◆ **DESCRIPTION OF THE TASK**
In every one of the records below, replace each occurrence of "legend-swatch" with "legend-marker" and keep every other line unchanged. Leave out the pictures when you reproduce the lines.

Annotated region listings
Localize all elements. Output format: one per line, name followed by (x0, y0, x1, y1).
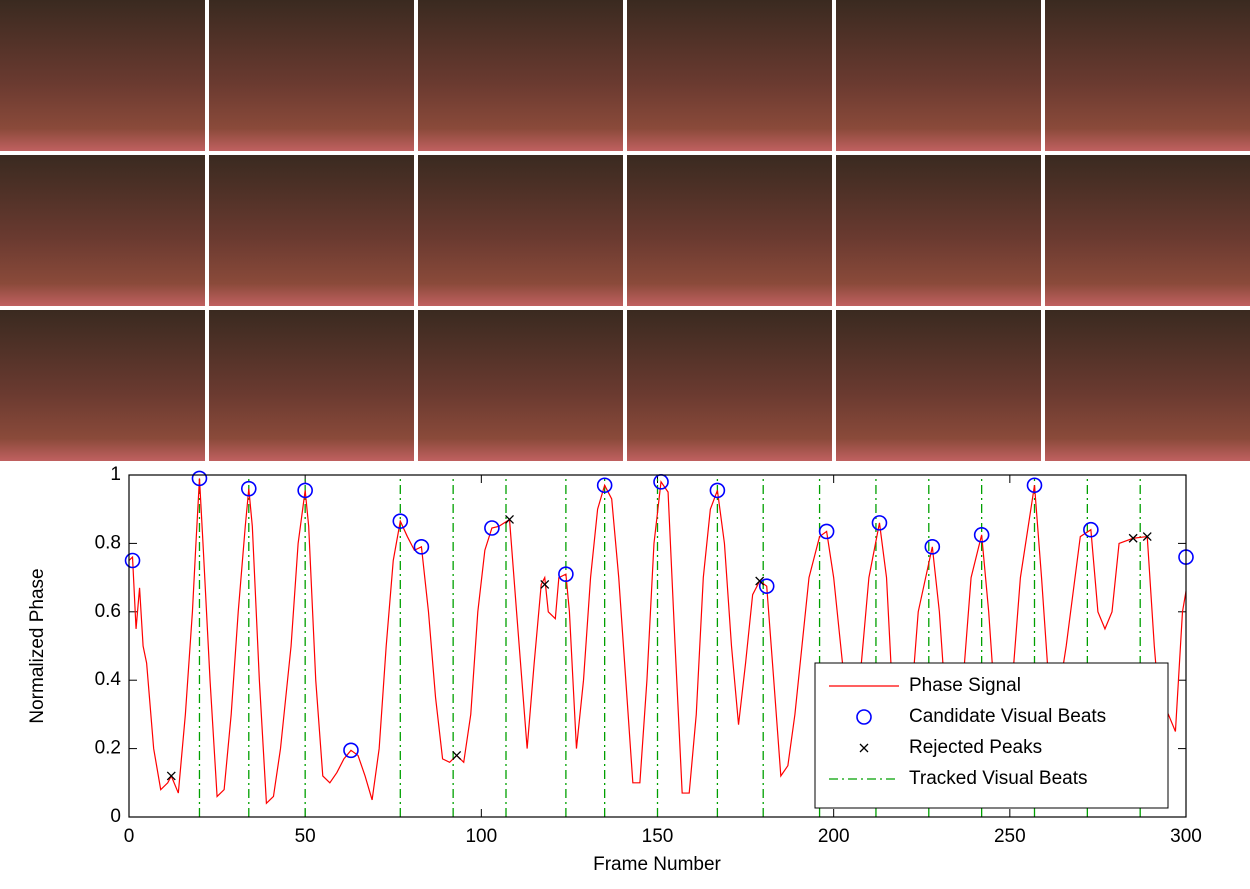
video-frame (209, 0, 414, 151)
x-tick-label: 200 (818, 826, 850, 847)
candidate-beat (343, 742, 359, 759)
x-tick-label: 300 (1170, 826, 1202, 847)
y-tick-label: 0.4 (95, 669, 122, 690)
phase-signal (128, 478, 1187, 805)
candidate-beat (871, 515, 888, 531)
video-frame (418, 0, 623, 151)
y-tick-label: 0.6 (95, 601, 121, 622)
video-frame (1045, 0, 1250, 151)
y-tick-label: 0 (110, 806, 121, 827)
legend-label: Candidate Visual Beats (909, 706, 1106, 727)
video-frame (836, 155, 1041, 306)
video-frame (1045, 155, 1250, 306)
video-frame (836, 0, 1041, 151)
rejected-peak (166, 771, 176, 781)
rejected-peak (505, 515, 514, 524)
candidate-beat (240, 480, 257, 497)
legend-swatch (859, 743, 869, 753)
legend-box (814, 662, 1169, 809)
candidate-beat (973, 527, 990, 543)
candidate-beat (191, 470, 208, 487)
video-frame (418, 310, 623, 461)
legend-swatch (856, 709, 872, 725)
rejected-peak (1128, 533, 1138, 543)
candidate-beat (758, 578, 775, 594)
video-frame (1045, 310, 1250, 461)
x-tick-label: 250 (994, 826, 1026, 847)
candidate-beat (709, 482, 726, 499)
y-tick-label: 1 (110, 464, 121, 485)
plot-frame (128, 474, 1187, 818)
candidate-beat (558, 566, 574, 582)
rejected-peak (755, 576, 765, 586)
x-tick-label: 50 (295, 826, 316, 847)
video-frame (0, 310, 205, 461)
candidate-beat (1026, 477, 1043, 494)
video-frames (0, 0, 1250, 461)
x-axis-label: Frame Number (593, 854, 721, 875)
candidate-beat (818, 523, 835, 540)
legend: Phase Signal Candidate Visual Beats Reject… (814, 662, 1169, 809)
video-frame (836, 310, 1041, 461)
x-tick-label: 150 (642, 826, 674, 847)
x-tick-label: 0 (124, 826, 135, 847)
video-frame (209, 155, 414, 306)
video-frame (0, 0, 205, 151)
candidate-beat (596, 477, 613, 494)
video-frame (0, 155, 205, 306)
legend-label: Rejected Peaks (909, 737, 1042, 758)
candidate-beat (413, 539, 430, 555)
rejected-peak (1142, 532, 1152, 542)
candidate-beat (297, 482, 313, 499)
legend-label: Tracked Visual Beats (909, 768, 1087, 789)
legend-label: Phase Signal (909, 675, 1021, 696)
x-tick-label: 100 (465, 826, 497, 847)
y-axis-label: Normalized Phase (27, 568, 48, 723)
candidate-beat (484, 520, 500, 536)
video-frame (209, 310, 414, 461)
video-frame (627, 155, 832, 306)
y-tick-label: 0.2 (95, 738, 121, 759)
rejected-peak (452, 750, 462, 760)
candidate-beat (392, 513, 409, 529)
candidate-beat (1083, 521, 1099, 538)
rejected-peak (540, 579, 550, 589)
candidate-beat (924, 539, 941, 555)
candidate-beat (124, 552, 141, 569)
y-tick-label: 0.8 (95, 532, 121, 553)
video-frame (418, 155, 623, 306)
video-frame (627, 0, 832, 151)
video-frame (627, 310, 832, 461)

◆ **FINISHED EXERCISE**
Localize all elements. Output format: one per line, name followed by (x0, y0, x1, y1).
video-frame (209, 0, 414, 151)
x-tick-label: 200 (818, 826, 850, 847)
candidate-beat (343, 742, 359, 759)
x-tick-label: 300 (1170, 826, 1202, 847)
y-tick-label: 0.4 (95, 669, 122, 690)
phase-signal (128, 478, 1187, 805)
candidate-beat (871, 515, 888, 531)
video-frame (418, 0, 623, 151)
y-tick-label: 0.6 (95, 601, 121, 622)
video-frame (1045, 0, 1250, 151)
y-tick-label: 0 (110, 806, 121, 827)
legend-label: Candidate Visual Beats (909, 706, 1106, 727)
video-frame (836, 155, 1041, 306)
video-frame (1045, 155, 1250, 306)
video-frame (836, 0, 1041, 151)
rejected-peak (166, 771, 176, 781)
rejected-peak (505, 515, 514, 524)
candidate-beat (240, 480, 257, 497)
legend-marker (859, 743, 869, 753)
legend-box (814, 662, 1169, 809)
candidate-beat (973, 527, 990, 543)
candidate-beat (191, 470, 208, 487)
video-frame (418, 310, 623, 461)
legend-marker (856, 709, 872, 725)
rejected-peak (1128, 533, 1138, 543)
candidate-beat (758, 578, 775, 594)
video-frame (1045, 310, 1250, 461)
x-tick-label: 250 (994, 826, 1026, 847)
candidate-beat (709, 482, 726, 499)
y-tick-label: 1 (110, 464, 121, 485)
plot-frame (128, 474, 1187, 818)
candidate-beat (558, 566, 574, 582)
rejected-peak (755, 576, 765, 586)
x-tick-label: 50 (295, 826, 316, 847)
video-frame (0, 310, 205, 461)
candidate-beat (1026, 477, 1043, 494)
video-frames (0, 0, 1250, 461)
x-axis-label: Frame Number (593, 854, 721, 875)
candidate-beat (818, 523, 835, 540)
legend: Phase Signal Candidate Visual Beats Reject… (814, 662, 1169, 809)
video-frame (836, 310, 1041, 461)
x-tick-label: 150 (642, 826, 674, 847)
x-tick-label: 0 (124, 826, 135, 847)
video-frame (209, 155, 414, 306)
video-frame (0, 0, 205, 151)
candidate-beat (596, 477, 613, 494)
video-frame (0, 155, 205, 306)
legend-label: Rejected Peaks (909, 737, 1042, 758)
candidate-beat (413, 539, 430, 555)
rejected-peak (1142, 532, 1152, 542)
candidate-beat (297, 482, 313, 499)
legend-label: Tracked Visual Beats (909, 768, 1087, 789)
legend-label: Phase Signal (909, 675, 1021, 696)
x-tick-label: 100 (465, 826, 497, 847)
y-axis-label: Normalized Phase (27, 568, 48, 723)
candidate-beat (484, 520, 500, 536)
video-frame (209, 310, 414, 461)
video-frame (627, 155, 832, 306)
y-tick-label: 0.2 (95, 738, 121, 759)
rejected-peak (452, 750, 462, 760)
candidate-beat (392, 513, 409, 529)
candidate-beat (1083, 521, 1099, 538)
rejected-peak (540, 579, 550, 589)
candidate-beat (924, 539, 941, 555)
candidate-beat (124, 552, 141, 569)
y-tick-label: 0.8 (95, 532, 121, 553)
video-frame (418, 155, 623, 306)
video-frame (627, 0, 832, 151)
video-frame (627, 310, 832, 461)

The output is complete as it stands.